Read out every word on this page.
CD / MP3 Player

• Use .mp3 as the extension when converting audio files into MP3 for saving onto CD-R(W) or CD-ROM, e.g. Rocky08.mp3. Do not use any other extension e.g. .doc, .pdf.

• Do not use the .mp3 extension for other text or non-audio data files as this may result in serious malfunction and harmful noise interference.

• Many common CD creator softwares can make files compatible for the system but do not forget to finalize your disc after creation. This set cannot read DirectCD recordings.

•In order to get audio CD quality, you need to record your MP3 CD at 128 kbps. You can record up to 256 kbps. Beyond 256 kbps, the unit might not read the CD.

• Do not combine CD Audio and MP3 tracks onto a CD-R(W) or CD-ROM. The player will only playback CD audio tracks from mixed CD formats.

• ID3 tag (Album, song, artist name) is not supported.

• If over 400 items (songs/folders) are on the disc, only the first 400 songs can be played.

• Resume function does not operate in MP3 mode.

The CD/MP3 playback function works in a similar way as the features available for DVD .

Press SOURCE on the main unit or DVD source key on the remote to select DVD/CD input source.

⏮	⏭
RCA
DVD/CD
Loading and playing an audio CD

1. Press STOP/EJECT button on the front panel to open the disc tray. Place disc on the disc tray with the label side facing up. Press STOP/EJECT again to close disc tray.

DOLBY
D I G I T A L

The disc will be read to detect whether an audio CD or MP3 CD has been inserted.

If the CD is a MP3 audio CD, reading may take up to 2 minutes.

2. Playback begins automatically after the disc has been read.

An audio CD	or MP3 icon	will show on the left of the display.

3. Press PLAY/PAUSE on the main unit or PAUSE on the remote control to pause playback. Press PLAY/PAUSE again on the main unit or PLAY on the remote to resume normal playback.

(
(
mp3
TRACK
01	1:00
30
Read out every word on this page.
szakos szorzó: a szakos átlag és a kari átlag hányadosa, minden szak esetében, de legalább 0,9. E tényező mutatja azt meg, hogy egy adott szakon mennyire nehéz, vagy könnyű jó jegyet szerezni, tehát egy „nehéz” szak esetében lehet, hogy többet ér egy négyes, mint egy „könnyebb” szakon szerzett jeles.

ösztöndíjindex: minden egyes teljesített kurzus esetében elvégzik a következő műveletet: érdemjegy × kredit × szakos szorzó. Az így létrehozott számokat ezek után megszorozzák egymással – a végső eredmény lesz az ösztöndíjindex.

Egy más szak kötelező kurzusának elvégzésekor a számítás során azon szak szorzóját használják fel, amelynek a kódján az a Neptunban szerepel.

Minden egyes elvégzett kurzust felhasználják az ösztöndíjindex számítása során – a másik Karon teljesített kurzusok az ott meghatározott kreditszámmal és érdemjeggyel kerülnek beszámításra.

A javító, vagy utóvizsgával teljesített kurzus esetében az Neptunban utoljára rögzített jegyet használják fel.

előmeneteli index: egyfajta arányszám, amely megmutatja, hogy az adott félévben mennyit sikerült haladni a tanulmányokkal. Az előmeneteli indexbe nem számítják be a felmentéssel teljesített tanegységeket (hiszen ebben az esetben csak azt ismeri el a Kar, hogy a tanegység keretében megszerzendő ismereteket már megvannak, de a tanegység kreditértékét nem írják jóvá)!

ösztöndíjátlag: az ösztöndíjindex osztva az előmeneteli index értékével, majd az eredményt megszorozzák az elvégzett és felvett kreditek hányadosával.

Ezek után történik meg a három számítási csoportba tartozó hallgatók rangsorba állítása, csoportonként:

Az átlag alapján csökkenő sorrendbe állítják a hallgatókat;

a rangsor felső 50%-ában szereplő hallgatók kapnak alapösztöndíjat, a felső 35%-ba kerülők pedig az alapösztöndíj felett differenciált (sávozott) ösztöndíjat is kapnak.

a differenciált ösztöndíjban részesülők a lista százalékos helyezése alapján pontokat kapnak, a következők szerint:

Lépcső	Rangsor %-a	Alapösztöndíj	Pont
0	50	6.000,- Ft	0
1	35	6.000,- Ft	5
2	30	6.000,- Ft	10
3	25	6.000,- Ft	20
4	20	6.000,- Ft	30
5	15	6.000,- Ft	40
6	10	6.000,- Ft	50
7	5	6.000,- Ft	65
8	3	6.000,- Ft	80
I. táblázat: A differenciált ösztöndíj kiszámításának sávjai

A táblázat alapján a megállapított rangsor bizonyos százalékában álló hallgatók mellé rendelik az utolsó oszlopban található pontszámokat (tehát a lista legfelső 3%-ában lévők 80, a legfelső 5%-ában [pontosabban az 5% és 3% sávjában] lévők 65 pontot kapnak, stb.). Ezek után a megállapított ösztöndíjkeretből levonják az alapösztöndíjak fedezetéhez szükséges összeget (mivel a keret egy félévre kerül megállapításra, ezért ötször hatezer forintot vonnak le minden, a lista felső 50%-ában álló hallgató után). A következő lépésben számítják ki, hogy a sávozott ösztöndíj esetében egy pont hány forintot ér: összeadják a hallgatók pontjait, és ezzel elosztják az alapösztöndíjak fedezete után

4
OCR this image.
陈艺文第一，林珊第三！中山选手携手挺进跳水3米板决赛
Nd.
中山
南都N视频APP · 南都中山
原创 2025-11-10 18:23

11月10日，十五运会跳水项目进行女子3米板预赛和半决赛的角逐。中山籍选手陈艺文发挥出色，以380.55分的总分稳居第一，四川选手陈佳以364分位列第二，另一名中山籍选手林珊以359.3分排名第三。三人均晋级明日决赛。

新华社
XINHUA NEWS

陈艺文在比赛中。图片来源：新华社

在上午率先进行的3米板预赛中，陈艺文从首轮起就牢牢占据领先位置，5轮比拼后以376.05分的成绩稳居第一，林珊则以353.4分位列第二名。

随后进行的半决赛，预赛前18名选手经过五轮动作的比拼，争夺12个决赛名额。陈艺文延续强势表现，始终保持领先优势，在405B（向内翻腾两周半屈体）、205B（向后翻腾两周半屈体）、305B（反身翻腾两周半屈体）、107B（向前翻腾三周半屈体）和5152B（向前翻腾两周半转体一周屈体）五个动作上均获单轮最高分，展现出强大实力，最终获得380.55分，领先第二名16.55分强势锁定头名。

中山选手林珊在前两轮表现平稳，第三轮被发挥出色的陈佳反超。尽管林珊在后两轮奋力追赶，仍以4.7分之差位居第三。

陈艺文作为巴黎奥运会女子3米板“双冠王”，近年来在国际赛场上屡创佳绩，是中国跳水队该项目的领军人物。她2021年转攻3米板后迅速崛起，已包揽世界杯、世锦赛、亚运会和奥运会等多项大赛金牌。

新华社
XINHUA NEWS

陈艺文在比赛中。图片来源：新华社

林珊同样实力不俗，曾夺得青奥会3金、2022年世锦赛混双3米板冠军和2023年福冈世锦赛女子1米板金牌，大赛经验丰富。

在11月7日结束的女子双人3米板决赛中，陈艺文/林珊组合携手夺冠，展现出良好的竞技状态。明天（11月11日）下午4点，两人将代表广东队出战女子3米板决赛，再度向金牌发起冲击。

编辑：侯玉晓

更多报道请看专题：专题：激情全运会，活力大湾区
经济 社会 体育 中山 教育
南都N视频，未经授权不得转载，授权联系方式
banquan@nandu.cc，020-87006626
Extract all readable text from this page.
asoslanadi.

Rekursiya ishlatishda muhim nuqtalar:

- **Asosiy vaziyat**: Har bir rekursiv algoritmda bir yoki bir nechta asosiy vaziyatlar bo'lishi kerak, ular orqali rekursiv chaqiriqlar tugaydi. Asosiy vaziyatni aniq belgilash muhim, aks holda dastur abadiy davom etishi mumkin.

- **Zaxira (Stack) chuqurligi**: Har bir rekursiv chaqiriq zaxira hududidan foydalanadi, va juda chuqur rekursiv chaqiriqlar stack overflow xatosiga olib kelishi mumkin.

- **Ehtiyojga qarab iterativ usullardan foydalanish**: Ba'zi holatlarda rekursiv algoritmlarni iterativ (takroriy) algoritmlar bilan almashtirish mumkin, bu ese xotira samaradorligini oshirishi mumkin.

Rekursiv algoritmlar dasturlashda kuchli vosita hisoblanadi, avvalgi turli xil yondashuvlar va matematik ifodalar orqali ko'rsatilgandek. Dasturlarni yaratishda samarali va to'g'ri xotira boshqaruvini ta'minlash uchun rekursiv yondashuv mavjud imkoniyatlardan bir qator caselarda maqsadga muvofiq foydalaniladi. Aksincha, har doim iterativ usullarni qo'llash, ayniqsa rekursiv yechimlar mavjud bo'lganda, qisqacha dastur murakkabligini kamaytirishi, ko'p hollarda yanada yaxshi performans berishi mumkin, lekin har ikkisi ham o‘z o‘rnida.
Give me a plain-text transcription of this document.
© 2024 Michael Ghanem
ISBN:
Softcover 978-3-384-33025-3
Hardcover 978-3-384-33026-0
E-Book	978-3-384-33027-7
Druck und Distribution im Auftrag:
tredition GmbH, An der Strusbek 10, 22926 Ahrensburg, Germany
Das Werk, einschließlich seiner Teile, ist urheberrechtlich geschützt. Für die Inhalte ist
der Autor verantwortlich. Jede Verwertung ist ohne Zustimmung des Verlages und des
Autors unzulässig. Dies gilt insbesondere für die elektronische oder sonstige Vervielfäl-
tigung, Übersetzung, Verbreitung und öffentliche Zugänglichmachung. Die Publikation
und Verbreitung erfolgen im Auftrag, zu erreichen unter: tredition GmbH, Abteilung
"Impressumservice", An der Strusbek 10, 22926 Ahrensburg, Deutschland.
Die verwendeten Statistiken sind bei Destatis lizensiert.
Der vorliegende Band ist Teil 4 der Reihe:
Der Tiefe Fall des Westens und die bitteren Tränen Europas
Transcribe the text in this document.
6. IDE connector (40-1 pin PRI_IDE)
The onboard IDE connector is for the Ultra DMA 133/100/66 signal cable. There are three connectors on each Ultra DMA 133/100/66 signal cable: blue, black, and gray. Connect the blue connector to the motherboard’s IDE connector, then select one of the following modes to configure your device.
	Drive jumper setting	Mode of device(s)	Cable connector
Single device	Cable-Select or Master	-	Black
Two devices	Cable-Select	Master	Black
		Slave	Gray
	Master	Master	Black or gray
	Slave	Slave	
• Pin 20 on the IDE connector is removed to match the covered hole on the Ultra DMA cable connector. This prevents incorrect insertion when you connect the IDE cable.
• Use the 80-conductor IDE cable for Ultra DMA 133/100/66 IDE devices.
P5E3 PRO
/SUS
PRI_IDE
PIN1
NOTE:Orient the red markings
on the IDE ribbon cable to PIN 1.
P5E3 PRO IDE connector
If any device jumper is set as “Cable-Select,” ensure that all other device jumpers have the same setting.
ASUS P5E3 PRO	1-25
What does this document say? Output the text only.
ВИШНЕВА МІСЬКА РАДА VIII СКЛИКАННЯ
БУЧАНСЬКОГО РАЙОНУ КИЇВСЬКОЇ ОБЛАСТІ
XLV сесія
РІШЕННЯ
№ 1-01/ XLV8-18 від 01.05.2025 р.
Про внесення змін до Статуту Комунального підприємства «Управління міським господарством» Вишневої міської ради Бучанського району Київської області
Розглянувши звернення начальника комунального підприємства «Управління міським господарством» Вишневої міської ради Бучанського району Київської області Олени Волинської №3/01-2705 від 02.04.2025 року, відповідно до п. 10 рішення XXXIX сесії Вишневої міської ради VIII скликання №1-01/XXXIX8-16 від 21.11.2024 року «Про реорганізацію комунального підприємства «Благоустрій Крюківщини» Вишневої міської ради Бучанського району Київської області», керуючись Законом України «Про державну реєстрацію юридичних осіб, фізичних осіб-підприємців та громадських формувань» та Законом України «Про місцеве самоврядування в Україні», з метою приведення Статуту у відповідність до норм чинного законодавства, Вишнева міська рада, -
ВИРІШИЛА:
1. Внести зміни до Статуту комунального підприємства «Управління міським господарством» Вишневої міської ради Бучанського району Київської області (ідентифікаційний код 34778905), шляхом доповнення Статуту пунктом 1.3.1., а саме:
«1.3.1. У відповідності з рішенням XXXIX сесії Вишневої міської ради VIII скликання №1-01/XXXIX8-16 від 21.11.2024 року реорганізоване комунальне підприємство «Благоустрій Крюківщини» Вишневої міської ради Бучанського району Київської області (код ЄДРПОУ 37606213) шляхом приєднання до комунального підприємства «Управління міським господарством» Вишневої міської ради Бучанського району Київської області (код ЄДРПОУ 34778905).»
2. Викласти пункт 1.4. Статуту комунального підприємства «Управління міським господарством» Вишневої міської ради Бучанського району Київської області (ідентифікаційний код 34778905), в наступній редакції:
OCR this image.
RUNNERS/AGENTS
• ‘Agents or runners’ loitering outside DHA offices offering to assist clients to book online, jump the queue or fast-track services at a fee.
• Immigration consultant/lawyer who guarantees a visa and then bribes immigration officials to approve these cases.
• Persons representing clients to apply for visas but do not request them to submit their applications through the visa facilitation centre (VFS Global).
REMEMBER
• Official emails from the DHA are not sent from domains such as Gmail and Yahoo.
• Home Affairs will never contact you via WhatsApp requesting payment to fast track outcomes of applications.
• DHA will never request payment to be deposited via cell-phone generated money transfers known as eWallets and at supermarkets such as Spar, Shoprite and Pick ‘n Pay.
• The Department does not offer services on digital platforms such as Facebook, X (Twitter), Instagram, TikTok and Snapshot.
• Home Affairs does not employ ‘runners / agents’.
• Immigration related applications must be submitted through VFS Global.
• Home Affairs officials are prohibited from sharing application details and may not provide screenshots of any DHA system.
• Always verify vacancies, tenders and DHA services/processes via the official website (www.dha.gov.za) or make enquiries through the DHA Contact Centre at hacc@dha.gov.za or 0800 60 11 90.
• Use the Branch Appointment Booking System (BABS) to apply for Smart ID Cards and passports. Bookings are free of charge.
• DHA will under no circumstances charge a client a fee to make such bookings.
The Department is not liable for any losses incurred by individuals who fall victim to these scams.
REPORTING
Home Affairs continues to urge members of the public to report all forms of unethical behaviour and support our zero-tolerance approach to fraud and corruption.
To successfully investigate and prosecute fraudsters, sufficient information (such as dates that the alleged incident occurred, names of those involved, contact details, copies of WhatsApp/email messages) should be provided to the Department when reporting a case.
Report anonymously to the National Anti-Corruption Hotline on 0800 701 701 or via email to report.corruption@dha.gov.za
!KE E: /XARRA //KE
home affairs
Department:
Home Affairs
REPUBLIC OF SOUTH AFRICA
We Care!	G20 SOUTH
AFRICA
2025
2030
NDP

▬▬▬▬▬▬▬▬▬▬

AIM:
From the material above, copy each line that includes the word "does".

SOLUTION BELOW:
• Resume function does not operate in MP3 mode.
What does this document say? Output the text only.
• The Department does not offer services on digital platforms such as Facebook, X (Twitter), Instagram, TikTok and Snapshot.
• Home Affairs does not employ ‘runners / agents’.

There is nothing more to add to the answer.